* [WHAT IS REQUIRED]:
Repeat the listing in full, word for word.

Collection entries
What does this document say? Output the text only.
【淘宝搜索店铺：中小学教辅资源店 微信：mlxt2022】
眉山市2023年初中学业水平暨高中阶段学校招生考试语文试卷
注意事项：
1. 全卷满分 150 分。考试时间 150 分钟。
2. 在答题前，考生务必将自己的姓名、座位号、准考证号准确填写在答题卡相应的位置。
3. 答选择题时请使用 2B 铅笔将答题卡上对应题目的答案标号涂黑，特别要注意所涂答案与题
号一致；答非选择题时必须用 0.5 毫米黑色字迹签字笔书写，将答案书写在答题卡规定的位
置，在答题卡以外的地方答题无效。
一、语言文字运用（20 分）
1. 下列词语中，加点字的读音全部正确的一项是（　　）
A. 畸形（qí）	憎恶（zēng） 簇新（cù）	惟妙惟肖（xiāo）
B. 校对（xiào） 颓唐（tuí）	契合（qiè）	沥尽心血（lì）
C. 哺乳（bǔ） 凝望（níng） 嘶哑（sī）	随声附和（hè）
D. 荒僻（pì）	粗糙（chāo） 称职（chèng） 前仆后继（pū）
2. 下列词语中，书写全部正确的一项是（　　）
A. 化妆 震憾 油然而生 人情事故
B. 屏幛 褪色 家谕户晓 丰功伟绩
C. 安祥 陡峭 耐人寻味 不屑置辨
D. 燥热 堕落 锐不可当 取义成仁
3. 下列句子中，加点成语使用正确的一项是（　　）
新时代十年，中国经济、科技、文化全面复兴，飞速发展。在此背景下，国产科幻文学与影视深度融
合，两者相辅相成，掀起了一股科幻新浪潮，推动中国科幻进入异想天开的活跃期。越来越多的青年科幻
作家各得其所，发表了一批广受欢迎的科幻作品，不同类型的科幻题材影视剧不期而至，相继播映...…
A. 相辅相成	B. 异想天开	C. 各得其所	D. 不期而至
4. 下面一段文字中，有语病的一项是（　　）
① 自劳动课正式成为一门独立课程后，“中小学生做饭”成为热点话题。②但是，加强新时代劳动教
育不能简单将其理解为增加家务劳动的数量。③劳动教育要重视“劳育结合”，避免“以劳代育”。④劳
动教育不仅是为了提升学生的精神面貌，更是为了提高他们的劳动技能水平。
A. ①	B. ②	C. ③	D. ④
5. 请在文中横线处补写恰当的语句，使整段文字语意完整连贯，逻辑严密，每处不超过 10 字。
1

* [EXERCISE ANSWER]:
What does this document say? Output the text only.
【淘宝搜索店铺：中小学教辅资源店 微信：mlxt2022】
眉山市2023年初中学业水平暨高中阶段学校招生考试语文试卷
注意事项：
1. 全卷满分 150 分。考试时间 150 分钟。
2. 在答题前，考生务必将自己的姓名、座位号、准考证号准确填写在答题卡相应的位置。
3. 答选择题时请使用 2B 铅笔将答题卡上对应题目的答案标号涂黑，特别要注意所涂答案与题
号一致；答非选择题时必须用 0.5 毫米黑色字迹签字笔书写，将答案书写在答题卡规定的位
置，在答题卡以外的地方答题无效。
一、语言文字运用（20 分）
1. 下列词语中，加点字的读音全部正确的一项是（　　）
A. 畸形（qí）	憎恶（zēng） 簇新（cù）	惟妙惟肖（xiāo）
B. 校对（xiào） 颓唐（tuí）	契合（qiè）	沥尽心血（lì）
C. 哺乳（bǔ） 凝望（níng） 嘶哑（sī）	随声附和（hè）
D. 荒僻（pì）	粗糙（chāo） 称职（chèng） 前仆后继（pū）
2. 下列词语中，书写全部正确的一项是（　　）
A. 化妆 震憾 油然而生 人情事故
B. 屏幛 褪色 家谕户晓 丰功伟绩
C. 安祥 陡峭 耐人寻味 不屑置辨
D. 燥热 堕落 锐不可当 取义成仁
3. 下列句子中，加点成语使用正确的一项是（　　）
新时代十年，中国经济、科技、文化全面复兴，飞速发展。在此背景下，国产科幻文学与影视深度融
合，两者相辅相成，掀起了一股科幻新浪潮，推动中国科幻进入异想天开的活跃期。越来越多的青年科幻
作家各得其所，发表了一批广受欢迎的科幻作品，不同类型的科幻题材影视剧不期而至，相继播映...…
A. 相辅相成	B. 异想天开	C. 各得其所	D. 不期而至
4. 下面一段文字中，有语病的一项是（　　）
① 自劳动课正式成为一门独立课程后，“中小学生做饭”成为热点话题。②但是，加强新时代劳动教
育不能简单将其理解为增加家务劳动的数量。③劳动教育要重视“劳育结合”，避免“以劳代育”。④劳
动教育不仅是为了提升学生的精神面貌，更是为了提高他们的劳动技能水平。
A. ①	B. ②	C. ③	D. ④
5. 请在文中横线处补写恰当的语句，使整段文字语意完整连贯，逻辑严密，每处不超过 10 字。
1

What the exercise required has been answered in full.